Exercise: Copy every line of the records below word for word, changing nothing.

Materials provided:
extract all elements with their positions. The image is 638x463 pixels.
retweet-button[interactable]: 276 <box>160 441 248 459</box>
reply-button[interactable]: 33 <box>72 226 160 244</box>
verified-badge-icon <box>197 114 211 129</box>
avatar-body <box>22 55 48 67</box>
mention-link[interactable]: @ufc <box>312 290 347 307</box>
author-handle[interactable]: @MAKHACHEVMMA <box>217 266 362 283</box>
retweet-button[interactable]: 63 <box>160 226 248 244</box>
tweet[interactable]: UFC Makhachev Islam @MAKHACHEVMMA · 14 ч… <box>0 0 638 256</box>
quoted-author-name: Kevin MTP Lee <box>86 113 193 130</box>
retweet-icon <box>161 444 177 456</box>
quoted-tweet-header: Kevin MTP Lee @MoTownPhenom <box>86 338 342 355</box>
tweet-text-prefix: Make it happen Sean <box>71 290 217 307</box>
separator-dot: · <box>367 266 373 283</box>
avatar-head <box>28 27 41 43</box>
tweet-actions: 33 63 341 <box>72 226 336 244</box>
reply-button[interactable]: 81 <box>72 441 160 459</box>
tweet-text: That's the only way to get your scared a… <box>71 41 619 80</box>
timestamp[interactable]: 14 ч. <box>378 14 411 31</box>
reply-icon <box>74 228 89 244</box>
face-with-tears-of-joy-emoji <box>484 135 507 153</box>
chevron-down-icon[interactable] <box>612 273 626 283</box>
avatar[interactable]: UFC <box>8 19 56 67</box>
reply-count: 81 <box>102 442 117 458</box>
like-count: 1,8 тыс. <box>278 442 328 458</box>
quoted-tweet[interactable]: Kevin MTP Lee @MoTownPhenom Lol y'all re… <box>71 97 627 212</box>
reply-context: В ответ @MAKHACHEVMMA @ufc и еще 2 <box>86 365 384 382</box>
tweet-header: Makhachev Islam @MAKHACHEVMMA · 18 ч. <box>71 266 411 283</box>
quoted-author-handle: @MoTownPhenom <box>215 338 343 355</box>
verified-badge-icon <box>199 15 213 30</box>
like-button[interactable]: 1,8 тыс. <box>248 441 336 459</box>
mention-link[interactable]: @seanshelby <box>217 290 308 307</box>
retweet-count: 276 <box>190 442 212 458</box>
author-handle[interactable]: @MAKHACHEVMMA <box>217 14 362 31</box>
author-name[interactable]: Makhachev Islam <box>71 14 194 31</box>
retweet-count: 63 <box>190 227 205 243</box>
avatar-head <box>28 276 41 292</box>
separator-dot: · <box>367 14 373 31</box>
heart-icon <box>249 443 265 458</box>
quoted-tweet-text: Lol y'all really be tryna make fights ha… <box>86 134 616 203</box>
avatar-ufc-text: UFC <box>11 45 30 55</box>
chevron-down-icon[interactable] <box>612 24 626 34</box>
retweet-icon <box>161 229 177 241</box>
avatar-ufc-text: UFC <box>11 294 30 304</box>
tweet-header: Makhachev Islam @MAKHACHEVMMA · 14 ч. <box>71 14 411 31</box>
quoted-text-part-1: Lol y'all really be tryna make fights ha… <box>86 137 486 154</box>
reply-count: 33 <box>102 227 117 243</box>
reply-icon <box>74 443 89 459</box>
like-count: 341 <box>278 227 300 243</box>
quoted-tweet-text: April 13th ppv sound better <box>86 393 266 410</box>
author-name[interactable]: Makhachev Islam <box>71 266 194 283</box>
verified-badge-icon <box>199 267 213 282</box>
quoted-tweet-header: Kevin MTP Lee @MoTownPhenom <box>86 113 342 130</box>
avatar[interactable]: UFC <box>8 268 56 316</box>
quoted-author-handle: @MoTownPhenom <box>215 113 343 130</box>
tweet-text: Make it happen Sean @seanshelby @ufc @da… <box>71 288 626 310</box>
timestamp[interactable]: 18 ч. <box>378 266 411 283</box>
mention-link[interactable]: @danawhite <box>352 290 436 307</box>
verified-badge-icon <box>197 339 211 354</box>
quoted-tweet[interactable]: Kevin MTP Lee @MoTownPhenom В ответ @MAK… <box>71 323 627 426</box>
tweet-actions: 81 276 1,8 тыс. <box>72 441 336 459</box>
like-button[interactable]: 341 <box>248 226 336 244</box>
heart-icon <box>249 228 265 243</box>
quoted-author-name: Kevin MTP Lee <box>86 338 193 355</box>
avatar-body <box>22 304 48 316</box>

Exercise answer:
extract all elements with their positions. The image is 638x463 pixels.
retweet-button[interactable]: 276 <box>160 441 248 459</box>
reply-button[interactable]: 33 <box>72 226 160 244</box>
verified-badge-icon <box>197 114 211 129</box>
avatar-body <box>22 55 48 67</box>
mention-link[interactable]: @ufc <box>312 290 347 307</box>
author-handle[interactable]: @MAKHACHEVMMA <box>217 266 362 283</box>
retweet-button[interactable]: 63 <box>160 226 248 244</box>
tweet[interactable]: UFC Makhachev Islam @MAKHACHEVMMA · 14 ч… <box>0 0 638 256</box>
quoted-author-name: Kevin MTP Lee <box>86 113 193 130</box>
retweet-icon <box>161 444 177 456</box>
quoted-tweet-header: Kevin MTP Lee @MoTownPhenom <box>86 338 342 355</box>
tweet-text-prefix: Make it happen Sean <box>71 290 217 307</box>
separator-dot: · <box>367 266 373 283</box>
avatar-head <box>28 27 41 43</box>
tweet-actions: 33 63 341 <box>72 226 336 244</box>
reply-button[interactable]: 81 <box>72 441 160 459</box>
tweet-text: That's the only way to get your scared a… <box>71 41 619 80</box>
timestamp[interactable]: 14 ч. <box>378 14 411 31</box>
reply-icon <box>74 228 89 244</box>
face-with-tears-of-joy-emoji <box>484 135 507 153</box>
chevron-down-icon[interactable] <box>612 273 626 283</box>
avatar[interactable]: UFC <box>8 19 56 67</box>
reply-count: 81 <box>102 442 117 458</box>
like-count: 1,8 тыс. <box>278 442 328 458</box>
quoted-tweet[interactable]: Kevin MTP Lee @MoTownPhenom Lol y'all re… <box>71 97 627 212</box>
reply-context: В ответ @MAKHACHEVMMA @ufc и еще 2 <box>86 365 384 382</box>
tweet-header: Makhachev Islam @MAKHACHEVMMA · 18 ч. <box>71 266 411 283</box>
quoted-author-handle: @MoTownPhenom <box>215 338 343 355</box>
verified-badge-icon <box>199 15 213 30</box>
like-button[interactable]: 1,8 тыс. <box>248 441 336 459</box>
mention-link[interactable]: @seanshelby <box>217 290 308 307</box>
retweet-count: 276 <box>190 442 212 458</box>
author-handle[interactable]: @MAKHACHEVMMA <box>217 14 362 31</box>
author-name[interactable]: Makhachev Islam <box>71 14 194 31</box>
retweet-count: 63 <box>190 227 205 243</box>
avatar-head <box>28 276 41 292</box>
separator-dot: · <box>367 14 373 31</box>
heart-icon <box>249 443 265 458</box>
quoted-tweet-text: Lol y'all really be tryna make fights ha… <box>86 134 616 203</box>
avatar-ufc-text: UFC <box>11 45 30 55</box>
chevron-down-icon[interactable] <box>612 24 626 34</box>
retweet-icon <box>161 229 177 241</box>
avatar-ufc-text: UFC <box>11 294 30 304</box>
tweet-header: Makhachev Islam @MAKHACHEVMMA · 14 ч. <box>71 14 411 31</box>
quoted-text-part-1: Lol y'all really be tryna make fights ha… <box>86 137 486 154</box>
reply-count: 33 <box>102 227 117 243</box>
reply-icon <box>74 443 89 459</box>
like-count: 341 <box>278 227 300 243</box>
quoted-tweet-text: April 13th ppv sound better <box>86 393 266 410</box>
author-name[interactable]: Makhachev Islam <box>71 266 194 283</box>
verified-badge-icon <box>199 267 213 282</box>
quoted-tweet-header: Kevin MTP Lee @MoTownPhenom <box>86 113 342 130</box>
avatar[interactable]: UFC <box>8 268 56 316</box>
quoted-author-handle: @MoTownPhenom <box>215 113 343 130</box>
tweet-text: Make it happen Sean @seanshelby @ufc @da… <box>71 288 626 310</box>
timestamp[interactable]: 18 ч. <box>378 266 411 283</box>
mention-link[interactable]: @danawhite <box>352 290 436 307</box>
verified-badge-icon <box>197 339 211 354</box>
quoted-tweet[interactable]: Kevin MTP Lee @MoTownPhenom В ответ @MAK… <box>71 323 627 426</box>
tweet-actions: 81 276 1,8 тыс. <box>72 441 336 459</box>
like-button[interactable]: 341 <box>248 226 336 244</box>
heart-icon <box>249 228 265 243</box>
quoted-author-name: Kevin MTP Lee <box>86 338 193 355</box>
avatar-body <box>22 304 48 316</box>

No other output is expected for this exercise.